Copy out the listing below word for word, from its first line through the line containing "menu-item-copy-from-singular: Copy from", including both of those lines.

Recorded data start

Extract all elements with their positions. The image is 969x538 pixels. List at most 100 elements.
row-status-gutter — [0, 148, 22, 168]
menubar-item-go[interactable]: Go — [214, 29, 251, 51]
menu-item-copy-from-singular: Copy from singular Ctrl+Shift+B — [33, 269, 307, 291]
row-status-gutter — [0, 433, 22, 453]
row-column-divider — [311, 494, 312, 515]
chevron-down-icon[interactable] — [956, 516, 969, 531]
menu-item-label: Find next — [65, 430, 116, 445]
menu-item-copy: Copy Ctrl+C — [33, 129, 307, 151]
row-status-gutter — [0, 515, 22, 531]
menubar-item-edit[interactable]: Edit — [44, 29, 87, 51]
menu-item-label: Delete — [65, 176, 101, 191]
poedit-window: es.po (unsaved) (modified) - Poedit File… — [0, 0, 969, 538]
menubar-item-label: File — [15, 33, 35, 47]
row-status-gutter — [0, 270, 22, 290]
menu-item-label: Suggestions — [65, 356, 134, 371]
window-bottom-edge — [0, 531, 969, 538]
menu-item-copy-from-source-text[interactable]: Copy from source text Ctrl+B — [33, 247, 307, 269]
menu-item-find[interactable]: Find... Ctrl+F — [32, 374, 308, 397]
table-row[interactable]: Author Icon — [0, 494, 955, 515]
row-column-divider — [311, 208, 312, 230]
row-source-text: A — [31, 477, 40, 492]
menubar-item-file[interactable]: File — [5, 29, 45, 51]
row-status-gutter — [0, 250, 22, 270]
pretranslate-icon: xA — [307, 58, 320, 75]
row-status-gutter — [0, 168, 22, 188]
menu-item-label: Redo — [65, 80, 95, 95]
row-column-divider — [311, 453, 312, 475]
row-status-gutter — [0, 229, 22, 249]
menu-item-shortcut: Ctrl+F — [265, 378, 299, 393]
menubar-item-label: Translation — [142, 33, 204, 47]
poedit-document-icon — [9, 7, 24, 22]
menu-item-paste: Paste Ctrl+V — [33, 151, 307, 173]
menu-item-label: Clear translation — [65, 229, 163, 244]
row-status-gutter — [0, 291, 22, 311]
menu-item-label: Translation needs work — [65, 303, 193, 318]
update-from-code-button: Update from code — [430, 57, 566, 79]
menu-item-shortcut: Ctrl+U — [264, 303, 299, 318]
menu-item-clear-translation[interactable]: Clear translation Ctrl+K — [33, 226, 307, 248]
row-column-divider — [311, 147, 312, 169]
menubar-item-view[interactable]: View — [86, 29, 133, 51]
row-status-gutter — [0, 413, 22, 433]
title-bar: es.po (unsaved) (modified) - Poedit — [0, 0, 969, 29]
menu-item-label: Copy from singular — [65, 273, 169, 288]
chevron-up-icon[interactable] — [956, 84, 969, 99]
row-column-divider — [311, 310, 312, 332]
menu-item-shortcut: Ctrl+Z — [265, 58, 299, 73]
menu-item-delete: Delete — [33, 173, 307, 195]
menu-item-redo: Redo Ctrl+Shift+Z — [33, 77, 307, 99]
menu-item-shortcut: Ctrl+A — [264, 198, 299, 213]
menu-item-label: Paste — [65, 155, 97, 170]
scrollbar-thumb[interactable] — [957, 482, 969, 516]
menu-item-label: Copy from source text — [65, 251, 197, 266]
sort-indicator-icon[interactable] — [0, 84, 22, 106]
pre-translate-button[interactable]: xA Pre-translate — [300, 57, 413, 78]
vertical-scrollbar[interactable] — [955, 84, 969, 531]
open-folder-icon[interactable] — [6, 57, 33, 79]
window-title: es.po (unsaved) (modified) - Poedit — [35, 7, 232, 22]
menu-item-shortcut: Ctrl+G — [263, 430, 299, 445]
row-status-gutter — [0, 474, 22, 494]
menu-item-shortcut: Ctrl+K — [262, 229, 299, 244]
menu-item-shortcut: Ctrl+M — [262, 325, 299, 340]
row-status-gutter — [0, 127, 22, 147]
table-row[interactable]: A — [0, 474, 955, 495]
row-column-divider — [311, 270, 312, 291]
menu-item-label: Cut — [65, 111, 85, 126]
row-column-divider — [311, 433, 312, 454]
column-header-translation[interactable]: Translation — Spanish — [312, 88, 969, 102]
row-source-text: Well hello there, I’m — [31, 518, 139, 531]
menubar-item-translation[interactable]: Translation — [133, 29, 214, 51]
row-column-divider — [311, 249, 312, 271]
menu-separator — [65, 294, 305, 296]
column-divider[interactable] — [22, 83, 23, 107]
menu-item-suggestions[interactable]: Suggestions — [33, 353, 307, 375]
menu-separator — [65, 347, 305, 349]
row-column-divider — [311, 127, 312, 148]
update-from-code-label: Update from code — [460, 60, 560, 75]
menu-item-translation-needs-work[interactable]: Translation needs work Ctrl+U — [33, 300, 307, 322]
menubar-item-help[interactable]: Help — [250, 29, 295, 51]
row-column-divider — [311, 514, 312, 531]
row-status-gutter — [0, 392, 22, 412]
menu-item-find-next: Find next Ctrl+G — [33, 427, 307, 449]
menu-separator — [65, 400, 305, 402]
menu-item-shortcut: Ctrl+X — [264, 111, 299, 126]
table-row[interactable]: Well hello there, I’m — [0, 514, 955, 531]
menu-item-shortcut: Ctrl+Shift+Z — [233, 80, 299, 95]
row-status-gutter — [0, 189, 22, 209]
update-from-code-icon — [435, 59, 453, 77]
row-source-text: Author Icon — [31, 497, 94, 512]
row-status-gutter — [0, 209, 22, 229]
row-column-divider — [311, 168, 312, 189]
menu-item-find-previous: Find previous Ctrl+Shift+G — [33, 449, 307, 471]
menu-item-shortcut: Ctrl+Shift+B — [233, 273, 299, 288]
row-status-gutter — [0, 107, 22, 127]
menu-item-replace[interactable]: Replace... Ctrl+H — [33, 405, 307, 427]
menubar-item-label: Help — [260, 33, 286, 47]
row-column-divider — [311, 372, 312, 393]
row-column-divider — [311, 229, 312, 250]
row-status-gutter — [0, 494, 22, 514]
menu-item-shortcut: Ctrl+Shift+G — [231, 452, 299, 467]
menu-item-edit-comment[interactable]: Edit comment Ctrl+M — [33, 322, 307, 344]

Recorded data end

→ **Response to this task**
Extract all elements with their positions. The image is 969x538 pixels. List at most 100 elements.
row-status-gutter — [0, 148, 22, 168]
menubar-item-go[interactable]: Go — [214, 29, 251, 51]
menu-item-copy-from-singular: Copy from singular Ctrl+Shift+B — [33, 269, 307, 291]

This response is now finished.